***** Dataset extract *****

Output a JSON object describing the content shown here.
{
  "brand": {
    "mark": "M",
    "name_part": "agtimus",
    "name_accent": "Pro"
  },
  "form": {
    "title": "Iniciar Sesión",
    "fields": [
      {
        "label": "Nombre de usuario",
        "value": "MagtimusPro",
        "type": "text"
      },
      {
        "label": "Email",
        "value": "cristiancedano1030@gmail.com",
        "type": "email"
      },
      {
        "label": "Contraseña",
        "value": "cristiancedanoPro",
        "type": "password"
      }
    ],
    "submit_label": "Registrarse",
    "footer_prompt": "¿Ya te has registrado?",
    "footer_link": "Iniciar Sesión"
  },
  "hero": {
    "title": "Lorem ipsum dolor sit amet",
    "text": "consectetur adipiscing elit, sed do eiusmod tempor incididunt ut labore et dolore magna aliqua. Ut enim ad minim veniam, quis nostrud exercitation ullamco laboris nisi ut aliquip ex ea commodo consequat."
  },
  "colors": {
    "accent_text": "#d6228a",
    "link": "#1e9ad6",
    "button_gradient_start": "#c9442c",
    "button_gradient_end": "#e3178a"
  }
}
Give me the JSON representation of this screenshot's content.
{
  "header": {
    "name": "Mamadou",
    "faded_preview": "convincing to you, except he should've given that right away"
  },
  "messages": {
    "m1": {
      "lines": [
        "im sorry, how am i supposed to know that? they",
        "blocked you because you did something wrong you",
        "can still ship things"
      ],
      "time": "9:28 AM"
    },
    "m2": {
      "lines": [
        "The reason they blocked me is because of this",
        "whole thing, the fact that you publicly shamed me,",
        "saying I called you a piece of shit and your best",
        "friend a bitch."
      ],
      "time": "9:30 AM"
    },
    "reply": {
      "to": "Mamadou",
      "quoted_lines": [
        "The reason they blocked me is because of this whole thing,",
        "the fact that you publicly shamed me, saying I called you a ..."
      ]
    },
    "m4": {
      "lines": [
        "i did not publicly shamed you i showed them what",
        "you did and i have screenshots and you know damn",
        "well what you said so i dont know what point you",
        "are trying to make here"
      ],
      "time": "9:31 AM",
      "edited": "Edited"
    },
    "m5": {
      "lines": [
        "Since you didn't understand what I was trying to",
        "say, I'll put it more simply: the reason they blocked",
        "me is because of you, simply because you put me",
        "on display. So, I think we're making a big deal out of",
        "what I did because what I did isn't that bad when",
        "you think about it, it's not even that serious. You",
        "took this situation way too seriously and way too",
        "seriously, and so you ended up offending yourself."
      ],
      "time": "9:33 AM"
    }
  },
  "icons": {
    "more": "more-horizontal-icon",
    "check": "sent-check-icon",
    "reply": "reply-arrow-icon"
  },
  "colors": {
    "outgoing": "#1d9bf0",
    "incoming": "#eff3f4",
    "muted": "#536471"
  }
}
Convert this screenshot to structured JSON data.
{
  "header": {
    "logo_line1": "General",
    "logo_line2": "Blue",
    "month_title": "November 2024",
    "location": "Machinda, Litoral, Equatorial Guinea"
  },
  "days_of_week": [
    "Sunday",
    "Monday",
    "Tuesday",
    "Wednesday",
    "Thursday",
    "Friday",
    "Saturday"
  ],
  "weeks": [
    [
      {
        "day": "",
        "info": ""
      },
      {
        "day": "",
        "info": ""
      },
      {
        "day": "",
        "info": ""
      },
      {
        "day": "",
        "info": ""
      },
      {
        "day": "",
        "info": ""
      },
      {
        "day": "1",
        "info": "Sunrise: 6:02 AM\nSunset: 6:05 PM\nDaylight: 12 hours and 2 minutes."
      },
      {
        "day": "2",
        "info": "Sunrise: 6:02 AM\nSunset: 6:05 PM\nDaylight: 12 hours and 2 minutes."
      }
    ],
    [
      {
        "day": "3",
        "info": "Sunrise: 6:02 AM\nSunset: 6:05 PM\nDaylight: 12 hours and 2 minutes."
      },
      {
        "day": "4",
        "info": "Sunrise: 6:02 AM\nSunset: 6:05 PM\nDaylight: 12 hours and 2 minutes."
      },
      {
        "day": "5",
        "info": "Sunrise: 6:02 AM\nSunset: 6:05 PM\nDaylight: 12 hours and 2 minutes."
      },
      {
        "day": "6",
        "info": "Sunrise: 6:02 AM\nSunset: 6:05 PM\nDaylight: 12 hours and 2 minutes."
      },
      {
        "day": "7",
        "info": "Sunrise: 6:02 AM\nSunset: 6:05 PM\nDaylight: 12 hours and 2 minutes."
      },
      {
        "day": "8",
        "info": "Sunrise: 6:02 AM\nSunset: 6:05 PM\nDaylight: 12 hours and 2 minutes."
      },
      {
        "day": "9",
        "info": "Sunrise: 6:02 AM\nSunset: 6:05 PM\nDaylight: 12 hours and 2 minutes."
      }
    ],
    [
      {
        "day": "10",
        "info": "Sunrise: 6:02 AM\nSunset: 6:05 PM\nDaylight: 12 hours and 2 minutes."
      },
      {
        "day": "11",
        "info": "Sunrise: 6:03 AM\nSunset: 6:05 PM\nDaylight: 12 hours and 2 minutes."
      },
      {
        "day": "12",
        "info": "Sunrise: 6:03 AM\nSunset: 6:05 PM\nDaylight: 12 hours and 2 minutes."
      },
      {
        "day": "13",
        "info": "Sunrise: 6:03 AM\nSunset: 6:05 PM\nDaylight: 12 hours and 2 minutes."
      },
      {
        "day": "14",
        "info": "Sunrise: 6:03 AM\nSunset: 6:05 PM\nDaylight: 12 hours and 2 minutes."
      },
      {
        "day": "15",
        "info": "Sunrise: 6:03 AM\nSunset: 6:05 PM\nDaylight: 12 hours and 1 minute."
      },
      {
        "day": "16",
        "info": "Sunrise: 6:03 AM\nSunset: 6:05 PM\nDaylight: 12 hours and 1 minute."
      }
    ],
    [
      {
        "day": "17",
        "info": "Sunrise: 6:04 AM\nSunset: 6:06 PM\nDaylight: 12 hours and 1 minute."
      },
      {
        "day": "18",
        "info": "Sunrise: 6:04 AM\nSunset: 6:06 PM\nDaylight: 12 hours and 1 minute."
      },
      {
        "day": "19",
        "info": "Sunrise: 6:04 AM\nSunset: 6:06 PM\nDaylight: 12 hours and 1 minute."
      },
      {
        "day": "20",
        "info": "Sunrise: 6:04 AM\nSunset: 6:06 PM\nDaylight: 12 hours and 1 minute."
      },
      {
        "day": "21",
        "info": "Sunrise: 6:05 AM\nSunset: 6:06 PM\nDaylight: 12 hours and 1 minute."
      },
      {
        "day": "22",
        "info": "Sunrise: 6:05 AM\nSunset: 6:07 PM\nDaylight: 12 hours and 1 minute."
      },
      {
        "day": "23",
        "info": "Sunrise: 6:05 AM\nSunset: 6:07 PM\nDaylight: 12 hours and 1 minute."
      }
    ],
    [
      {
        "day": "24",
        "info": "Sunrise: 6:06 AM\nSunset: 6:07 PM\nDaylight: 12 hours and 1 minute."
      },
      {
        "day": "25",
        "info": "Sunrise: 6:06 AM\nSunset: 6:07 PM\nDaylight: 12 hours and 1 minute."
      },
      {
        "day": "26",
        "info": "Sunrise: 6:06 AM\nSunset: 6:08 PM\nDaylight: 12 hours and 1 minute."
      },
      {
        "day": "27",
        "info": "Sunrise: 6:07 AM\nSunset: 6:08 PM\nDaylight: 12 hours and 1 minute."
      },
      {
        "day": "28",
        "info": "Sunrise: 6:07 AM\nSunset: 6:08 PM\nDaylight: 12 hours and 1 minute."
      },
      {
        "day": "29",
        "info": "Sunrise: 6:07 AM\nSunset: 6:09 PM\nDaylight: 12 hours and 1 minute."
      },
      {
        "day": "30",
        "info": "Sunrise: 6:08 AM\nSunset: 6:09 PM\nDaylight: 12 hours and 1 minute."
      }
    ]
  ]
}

*****

**Requirements:**
Track down all lines above with the string "called" and copy them.

**Finished exercise:**
        "saying I called you a piece of shit and your best",
        "the fact that you publicly shamed me, saying I called you a ..."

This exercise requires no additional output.